The task: Identify the lines that contain the word "Educ", then copy them.

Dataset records
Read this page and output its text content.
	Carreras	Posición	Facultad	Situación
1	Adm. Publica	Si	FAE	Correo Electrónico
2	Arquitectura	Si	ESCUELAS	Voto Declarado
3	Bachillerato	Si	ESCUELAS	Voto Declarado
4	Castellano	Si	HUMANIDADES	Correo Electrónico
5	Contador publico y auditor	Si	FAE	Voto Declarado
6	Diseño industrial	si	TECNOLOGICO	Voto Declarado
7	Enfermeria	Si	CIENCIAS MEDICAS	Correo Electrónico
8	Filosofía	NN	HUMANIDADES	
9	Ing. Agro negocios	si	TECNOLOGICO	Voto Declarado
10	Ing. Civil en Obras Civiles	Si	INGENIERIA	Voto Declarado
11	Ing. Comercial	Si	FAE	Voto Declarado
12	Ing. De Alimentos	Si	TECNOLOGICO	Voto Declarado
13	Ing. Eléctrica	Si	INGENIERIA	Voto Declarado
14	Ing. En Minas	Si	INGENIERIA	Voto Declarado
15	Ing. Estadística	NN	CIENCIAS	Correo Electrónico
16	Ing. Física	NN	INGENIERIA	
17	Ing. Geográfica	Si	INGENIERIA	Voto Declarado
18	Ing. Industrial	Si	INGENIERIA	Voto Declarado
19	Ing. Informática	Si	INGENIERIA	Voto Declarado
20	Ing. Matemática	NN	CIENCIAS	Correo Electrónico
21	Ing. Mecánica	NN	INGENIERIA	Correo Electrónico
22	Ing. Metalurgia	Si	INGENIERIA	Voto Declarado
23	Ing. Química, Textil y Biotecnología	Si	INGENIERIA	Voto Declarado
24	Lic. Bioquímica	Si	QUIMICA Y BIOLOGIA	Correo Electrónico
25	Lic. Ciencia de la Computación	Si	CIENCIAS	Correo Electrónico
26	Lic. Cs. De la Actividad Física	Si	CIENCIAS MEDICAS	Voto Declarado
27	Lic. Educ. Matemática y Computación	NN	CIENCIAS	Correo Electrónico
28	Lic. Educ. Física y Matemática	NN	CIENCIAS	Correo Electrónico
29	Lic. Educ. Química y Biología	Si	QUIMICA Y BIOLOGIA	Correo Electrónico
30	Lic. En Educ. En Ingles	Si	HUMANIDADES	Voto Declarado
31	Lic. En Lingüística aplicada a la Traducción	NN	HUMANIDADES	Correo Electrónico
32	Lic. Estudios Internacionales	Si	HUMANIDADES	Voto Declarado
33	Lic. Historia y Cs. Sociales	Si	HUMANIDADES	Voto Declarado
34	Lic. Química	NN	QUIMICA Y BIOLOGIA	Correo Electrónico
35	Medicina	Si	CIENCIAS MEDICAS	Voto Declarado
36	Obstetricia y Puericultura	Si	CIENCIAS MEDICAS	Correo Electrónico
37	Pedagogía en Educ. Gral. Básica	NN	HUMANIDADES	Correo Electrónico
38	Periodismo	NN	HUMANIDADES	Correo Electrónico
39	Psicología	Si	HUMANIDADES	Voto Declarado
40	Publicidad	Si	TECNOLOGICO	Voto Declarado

Written answer:
27	Lic. Educ. Matemática y Computación	NN	CIENCIAS	Correo Electrónico
28	Lic. Educ. Física y Matemática	NN	CIENCIAS	Correo Electrónico
29	Lic. Educ. Química y Biología	Si	QUIMICA Y BIOLOGIA	Correo Electrónico
30	Lic. En Educ. En Ingles	Si	HUMANIDADES	Voto Declarado
37	Pedagogía en Educ. Gral. Básica	NN	HUMANIDADES	Correo Electrónico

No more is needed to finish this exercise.